Description of the task: Extract all lines from the data beneath that include the word "Verlag".

-- START --

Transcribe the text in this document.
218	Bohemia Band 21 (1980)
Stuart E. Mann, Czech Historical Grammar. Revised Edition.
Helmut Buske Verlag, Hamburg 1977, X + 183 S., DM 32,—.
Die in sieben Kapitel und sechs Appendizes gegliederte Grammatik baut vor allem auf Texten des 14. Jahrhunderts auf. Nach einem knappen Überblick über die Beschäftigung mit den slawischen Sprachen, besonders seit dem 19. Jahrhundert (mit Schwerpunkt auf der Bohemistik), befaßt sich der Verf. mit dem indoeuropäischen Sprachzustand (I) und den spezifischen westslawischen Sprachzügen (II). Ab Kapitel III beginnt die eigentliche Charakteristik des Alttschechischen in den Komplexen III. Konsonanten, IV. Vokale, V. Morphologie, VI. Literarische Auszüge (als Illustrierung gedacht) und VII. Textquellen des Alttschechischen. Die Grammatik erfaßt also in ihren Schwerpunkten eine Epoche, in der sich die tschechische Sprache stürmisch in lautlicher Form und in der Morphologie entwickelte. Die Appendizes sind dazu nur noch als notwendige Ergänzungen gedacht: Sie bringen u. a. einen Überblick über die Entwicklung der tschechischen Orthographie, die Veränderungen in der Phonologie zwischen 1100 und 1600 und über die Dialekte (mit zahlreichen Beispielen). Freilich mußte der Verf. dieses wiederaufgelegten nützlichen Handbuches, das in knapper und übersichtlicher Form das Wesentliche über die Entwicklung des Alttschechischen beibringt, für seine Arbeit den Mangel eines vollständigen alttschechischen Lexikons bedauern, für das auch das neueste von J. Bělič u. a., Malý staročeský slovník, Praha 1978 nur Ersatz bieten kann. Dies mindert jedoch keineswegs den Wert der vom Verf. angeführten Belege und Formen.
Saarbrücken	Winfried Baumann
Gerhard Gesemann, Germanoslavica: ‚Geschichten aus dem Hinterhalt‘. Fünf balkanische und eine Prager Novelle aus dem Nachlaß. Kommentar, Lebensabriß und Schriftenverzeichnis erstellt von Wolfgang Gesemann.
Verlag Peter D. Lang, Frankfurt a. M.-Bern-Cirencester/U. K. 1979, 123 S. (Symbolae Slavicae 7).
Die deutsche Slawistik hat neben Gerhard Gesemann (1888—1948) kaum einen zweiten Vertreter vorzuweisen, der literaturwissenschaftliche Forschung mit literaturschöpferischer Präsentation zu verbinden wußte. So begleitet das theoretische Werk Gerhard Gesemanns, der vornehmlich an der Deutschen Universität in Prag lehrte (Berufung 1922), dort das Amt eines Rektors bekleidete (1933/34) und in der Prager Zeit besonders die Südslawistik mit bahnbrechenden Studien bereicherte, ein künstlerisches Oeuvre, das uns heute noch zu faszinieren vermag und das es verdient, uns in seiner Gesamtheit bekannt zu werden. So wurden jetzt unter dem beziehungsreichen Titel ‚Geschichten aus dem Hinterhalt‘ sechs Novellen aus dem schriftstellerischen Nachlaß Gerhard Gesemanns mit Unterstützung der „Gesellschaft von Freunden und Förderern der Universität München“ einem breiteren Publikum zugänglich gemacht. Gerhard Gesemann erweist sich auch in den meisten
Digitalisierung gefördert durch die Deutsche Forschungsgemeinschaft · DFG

-- END --

Result of the task:
Helmut Buske Verlag, Hamburg 1977, X + 183 S., DM 32,—.
Verlag Peter D. Lang, Frankfurt a. M.-Bern-Cirencester/U. K. 1979, 123 S. (Symbolae Slavicae 7).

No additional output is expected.